YOUR GOAL ::
Every line that contains the word "ylabel" should be copied out.
┄┄┄┄┄┄
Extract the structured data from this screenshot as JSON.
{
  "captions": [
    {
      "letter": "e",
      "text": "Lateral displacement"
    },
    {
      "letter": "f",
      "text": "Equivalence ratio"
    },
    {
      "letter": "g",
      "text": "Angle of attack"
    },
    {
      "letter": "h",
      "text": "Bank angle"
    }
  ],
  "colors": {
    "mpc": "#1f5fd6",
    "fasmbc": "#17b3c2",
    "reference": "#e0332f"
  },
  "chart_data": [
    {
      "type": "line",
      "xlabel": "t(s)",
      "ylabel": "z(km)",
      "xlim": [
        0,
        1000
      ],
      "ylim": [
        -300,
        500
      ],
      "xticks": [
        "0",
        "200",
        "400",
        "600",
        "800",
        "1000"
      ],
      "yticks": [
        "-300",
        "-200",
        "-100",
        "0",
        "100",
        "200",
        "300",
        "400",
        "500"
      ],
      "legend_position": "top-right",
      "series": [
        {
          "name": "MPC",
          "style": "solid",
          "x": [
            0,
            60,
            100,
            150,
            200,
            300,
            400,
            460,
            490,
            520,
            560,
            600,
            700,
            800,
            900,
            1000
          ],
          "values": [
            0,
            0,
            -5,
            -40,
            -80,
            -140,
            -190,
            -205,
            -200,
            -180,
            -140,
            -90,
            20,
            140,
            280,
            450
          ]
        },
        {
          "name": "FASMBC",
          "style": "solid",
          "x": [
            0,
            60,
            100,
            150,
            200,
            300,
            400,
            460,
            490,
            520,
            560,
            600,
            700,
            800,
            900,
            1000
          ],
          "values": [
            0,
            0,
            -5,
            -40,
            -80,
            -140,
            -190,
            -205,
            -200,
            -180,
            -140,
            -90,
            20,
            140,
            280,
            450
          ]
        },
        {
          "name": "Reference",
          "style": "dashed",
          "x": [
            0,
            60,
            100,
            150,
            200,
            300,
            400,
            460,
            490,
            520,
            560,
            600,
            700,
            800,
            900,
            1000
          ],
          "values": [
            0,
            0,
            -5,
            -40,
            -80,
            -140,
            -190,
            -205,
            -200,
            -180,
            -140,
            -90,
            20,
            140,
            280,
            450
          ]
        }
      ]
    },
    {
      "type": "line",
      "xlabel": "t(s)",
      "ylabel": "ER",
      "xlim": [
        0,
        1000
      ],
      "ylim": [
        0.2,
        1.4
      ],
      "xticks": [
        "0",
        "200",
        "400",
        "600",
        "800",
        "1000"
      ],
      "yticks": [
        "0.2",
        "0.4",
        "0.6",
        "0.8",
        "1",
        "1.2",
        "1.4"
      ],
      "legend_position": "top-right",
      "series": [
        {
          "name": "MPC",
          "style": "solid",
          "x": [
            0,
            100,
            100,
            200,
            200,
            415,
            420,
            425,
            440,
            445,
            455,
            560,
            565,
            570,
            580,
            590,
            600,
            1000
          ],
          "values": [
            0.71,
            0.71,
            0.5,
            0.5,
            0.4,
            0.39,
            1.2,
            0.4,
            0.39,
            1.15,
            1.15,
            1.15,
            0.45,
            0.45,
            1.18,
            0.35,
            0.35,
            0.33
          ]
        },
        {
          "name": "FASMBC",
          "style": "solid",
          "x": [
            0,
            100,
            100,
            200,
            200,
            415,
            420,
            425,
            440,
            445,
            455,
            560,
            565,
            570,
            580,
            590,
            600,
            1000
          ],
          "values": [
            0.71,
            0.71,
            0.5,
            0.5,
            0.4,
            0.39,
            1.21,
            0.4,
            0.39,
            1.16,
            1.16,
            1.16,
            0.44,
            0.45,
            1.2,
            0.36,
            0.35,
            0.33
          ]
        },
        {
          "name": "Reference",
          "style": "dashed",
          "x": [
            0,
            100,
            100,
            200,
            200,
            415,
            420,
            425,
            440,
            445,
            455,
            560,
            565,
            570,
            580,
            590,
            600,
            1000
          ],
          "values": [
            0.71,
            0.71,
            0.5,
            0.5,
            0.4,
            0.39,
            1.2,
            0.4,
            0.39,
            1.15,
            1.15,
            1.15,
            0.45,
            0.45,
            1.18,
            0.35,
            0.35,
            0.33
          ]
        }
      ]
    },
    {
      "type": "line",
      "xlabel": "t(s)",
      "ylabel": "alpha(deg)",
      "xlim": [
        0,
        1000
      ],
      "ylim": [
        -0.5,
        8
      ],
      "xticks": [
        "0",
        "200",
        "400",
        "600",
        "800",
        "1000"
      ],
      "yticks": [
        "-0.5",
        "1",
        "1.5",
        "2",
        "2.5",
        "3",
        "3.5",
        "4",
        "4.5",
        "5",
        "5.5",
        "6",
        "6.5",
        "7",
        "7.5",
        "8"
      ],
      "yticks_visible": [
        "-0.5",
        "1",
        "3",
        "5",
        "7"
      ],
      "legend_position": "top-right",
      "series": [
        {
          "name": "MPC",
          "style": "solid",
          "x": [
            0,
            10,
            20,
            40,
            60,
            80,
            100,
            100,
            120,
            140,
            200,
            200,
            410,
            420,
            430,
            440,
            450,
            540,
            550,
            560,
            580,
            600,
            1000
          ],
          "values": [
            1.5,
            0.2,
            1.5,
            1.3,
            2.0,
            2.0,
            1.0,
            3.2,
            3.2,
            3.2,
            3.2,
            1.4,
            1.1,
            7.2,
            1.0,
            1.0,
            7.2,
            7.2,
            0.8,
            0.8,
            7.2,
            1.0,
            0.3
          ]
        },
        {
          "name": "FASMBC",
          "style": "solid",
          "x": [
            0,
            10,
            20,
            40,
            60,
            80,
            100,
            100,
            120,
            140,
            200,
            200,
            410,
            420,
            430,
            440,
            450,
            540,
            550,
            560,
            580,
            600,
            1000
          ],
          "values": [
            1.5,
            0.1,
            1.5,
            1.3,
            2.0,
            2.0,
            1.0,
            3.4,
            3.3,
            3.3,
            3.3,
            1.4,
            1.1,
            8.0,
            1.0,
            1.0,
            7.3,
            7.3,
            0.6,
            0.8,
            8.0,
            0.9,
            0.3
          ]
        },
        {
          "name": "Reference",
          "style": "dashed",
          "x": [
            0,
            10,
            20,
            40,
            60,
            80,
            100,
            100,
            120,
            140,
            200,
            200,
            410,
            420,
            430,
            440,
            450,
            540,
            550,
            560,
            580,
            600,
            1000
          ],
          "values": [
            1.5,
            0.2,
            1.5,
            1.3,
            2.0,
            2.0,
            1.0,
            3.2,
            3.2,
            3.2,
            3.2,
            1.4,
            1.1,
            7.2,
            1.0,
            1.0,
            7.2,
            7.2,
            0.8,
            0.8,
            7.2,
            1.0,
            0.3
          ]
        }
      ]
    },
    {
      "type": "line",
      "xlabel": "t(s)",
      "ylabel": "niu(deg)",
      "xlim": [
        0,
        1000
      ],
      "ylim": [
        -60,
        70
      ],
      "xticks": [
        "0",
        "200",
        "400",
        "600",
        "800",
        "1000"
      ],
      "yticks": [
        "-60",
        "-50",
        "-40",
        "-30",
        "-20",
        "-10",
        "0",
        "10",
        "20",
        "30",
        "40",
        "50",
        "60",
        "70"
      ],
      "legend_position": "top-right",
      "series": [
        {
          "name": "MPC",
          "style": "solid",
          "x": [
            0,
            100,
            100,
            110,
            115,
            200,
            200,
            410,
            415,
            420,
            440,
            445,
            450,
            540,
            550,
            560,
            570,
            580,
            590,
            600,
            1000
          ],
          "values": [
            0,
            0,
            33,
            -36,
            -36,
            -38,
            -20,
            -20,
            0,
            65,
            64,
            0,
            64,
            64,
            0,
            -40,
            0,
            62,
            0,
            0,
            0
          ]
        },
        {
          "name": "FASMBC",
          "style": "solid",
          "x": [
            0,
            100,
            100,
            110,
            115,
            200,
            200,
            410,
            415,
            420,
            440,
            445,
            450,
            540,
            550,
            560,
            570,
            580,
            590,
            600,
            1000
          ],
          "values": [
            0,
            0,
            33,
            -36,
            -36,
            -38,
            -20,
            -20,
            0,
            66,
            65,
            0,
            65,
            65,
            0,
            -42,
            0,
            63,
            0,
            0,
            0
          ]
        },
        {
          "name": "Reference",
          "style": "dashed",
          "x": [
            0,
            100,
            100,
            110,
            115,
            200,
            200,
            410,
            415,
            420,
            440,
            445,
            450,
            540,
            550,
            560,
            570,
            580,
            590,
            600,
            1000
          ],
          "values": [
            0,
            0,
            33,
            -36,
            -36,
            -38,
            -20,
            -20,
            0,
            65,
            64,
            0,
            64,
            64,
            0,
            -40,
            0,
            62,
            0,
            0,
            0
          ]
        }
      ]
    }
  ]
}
┄┄┄┄┄┄
SOLUTION TO THE PROBLEM ::
      "ylabel": "z(km)",
      "ylabel": "ER",
      "ylabel": "alpha(deg)",
      "ylabel": "niu(deg)",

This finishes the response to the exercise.